WORK INSTRUCTIONS
1. Reproduce part of the press release on House budget cuts, beginning at the words "Lutheran World Relief Responds" and stopping after "in the balance.".
2. According to the press release on House budget cuts, by what percentage does the bill cut global disaster aid?
3. Resume the press release on House budget cuts after its last sentence and keep writing it.

Lutheran World Relief Responds to House Budget Cuts
BALTIMORE, Feb. 23, 2011 /PRNewswire-USNewswire/ -- Last week the House of Representatives voted to cut more than $60 billion in U.S. international and domestic spending for the remainder of the current fiscal year. Although supportive of efforts to better steward public funds, Lutheran World Relief (LWR) urges U.S. Lutherans and lawmakers to remember that, when it comes to global relief and development, human lives hang in the balance.
LWR President and CEO John Nunes released a letter to U.S. Lutherans before the vote saying that, "At less than one percent of the total national budget, global development assistance is one of the best investments our country can make. Through modest and strategic assistance, the U.S. puts the values Lutherans embody into action: accompaniment, sustainability, sufficiency, mercy and human dignity."
"It is incredible to imagine that in response to the next humanitarian crisis, the next Haiti or Darfur, that our country might simply fail to show up," says LWR Director of Public Policy and Advocacy, Annalise Romoser. "But that is precisely what could happen if this bill (H.R. 1) becomes law."
The bill cuts global disaster aid by 67 percent, global refugee assistance by 45 percent and emergency food aid by 41 percent relative to 2010 levels. Ironically, in addition to life threatening cuts to disaster relief programs, it could effectively eliminate U.S. assistance to help farmers in the developing world grow more of their own food, thus making already vulnerable communities more susceptible to food shortages and more reliant on emergency food aid. It also reduces global health accounts and programs that successfully help prevent infant mortality.

Region boundary data:

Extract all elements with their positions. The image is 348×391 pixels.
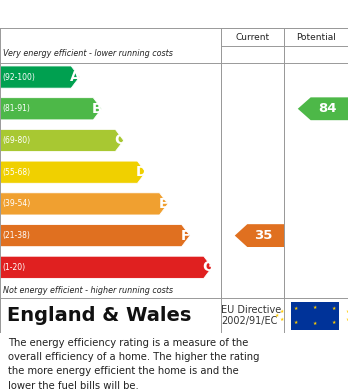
Polygon shape <box>0 161 146 183</box>
Text: ★: ★ <box>313 321 317 326</box>
Text: A: A <box>70 70 81 84</box>
Text: ★: ★ <box>313 305 317 310</box>
Text: C: C <box>114 133 125 147</box>
Text: ★: ★ <box>332 306 336 311</box>
Polygon shape <box>0 129 124 152</box>
Text: EU Directive
2002/91/EC: EU Directive 2002/91/EC <box>221 305 281 326</box>
Text: ★: ★ <box>346 309 348 314</box>
Polygon shape <box>0 98 102 120</box>
Polygon shape <box>0 256 212 278</box>
Polygon shape <box>0 224 190 247</box>
Text: (69-80): (69-80) <box>3 136 31 145</box>
Text: Very energy efficient - lower running costs: Very energy efficient - lower running co… <box>3 48 173 57</box>
Text: 35: 35 <box>254 229 273 242</box>
Polygon shape <box>298 97 348 120</box>
Text: (39-54): (39-54) <box>3 199 31 208</box>
Text: (55-68): (55-68) <box>3 168 31 177</box>
Text: (21-38): (21-38) <box>3 231 31 240</box>
Text: ★: ★ <box>346 317 348 322</box>
Text: G: G <box>202 260 214 274</box>
Text: ★: ★ <box>294 306 298 311</box>
Text: The energy efficiency rating is a measure of the
overall efficiency of a home. T: The energy efficiency rating is a measur… <box>8 338 259 391</box>
Text: B: B <box>92 102 103 116</box>
Text: (81-91): (81-91) <box>3 104 31 113</box>
Text: ★: ★ <box>332 320 336 325</box>
Text: Current: Current <box>235 33 269 42</box>
Text: ★: ★ <box>294 320 298 325</box>
Text: F: F <box>181 229 191 242</box>
Text: Not energy efficient - higher running costs: Not energy efficient - higher running co… <box>3 286 173 295</box>
Polygon shape <box>0 193 168 215</box>
Polygon shape <box>235 224 285 247</box>
Text: Energy Efficiency Rating: Energy Efficiency Rating <box>8 7 229 22</box>
Text: ★: ★ <box>279 317 284 322</box>
Polygon shape <box>0 66 80 88</box>
Text: E: E <box>159 197 168 211</box>
Text: ★: ★ <box>279 309 284 314</box>
Text: D: D <box>136 165 148 179</box>
Text: England & Wales: England & Wales <box>7 306 191 325</box>
Text: ★: ★ <box>275 313 279 318</box>
Text: Potential: Potential <box>296 33 336 42</box>
Text: 84: 84 <box>318 102 337 115</box>
Text: (1-20): (1-20) <box>3 263 26 272</box>
Text: (92-100): (92-100) <box>3 73 35 82</box>
FancyBboxPatch shape <box>291 301 339 330</box>
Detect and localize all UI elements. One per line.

FINAL ANSWERS
1.
Lutheran World Relief Responds to House Budget Cuts
BALTIMORE, Feb. 23, 2011 /PRNewswire-USNewswire/ -- Last week the House of Representatives voted to cut more than $60 billion in U.S. international and domestic spending for the remainder of the current fiscal year. Although supportive of efforts to better steward public funds, Lutheran World Relief (LWR) urges U.S. Lutherans and lawmakers to remember that, when it comes to global relief and development, human lives hang in the balance.

2. By 67 percent relative to 2010 levels.

3.
"Addressing the drivers of the national debt is a reasonable priority for Congress," states Romoser. "But international assistance is simply not one of those drivers. Cuts to these programs do little to balance the budget and put innocent lives and our country's reputation as a global leader at risk."
Although LWR receives the vast majority of its funding from Lutheran churches, individuals and denominations, not from the government, it believes that complementary government assistance provides critical resources to the marginalized and impoverished communities with which it works. As a result, it has called on its supporters to contact their members of Congress and to share with them the value they place on global relief and development.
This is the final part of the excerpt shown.